[Records excerpted from a collection]
((
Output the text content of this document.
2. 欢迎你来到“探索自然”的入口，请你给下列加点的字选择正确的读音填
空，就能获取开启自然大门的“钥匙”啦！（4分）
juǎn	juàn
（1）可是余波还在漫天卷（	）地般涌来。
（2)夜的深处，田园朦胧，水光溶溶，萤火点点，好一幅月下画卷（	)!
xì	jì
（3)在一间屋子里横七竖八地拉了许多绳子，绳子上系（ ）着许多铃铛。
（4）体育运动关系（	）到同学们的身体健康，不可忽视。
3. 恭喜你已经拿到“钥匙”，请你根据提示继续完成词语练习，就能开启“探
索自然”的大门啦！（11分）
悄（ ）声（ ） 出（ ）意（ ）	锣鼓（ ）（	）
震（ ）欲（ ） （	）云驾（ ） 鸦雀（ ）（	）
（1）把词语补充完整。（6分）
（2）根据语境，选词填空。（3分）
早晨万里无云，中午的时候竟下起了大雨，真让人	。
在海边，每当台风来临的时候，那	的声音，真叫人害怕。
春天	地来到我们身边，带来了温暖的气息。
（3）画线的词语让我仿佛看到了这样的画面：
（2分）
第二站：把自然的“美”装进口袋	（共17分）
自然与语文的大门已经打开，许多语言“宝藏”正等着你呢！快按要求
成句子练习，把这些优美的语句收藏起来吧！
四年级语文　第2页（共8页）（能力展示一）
))
* _Written task_:
Please output every record, keeping each line exact.

* _Response to this task_:
Output the text content of this document.
2. 欢迎你来到“探索自然”的入口，请你给下列加点的字选择正确的读音填
空，就能获取开启自然大门的“钥匙”啦！（4分）
juǎn	juàn
（1）可是余波还在漫天卷（	）地般涌来。
（2)夜的深处，田园朦胧，水光溶溶，萤火点点，好一幅月下画卷（	)!
xì	jì
（3)在一间屋子里横七竖八地拉了许多绳子，绳子上系（ ）着许多铃铛。
（4）体育运动关系（	）到同学们的身体健康，不可忽视。
3. 恭喜你已经拿到“钥匙”，请你根据提示继续完成词语练习，就能开启“探
索自然”的大门啦！（11分）
悄（ ）声（ ） 出（ ）意（ ）	锣鼓（ ）（	）
震（ ）欲（ ） （	）云驾（ ） 鸦雀（ ）（	）
（1）把词语补充完整。（6分）
（2）根据语境，选词填空。（3分）
早晨万里无云，中午的时候竟下起了大雨，真让人	。
在海边，每当台风来临的时候，那	的声音，真叫人害怕。
春天	地来到我们身边，带来了温暖的气息。
（3）画线的词语让我仿佛看到了这样的画面：
（2分）
第二站：把自然的“美”装进口袋	（共17分）
自然与语文的大门已经打开，许多语言“宝藏”正等着你呢！快按要求
成句子练习，把这些优美的语句收藏起来吧！
四年级语文　第2页（共8页）（能力展示一）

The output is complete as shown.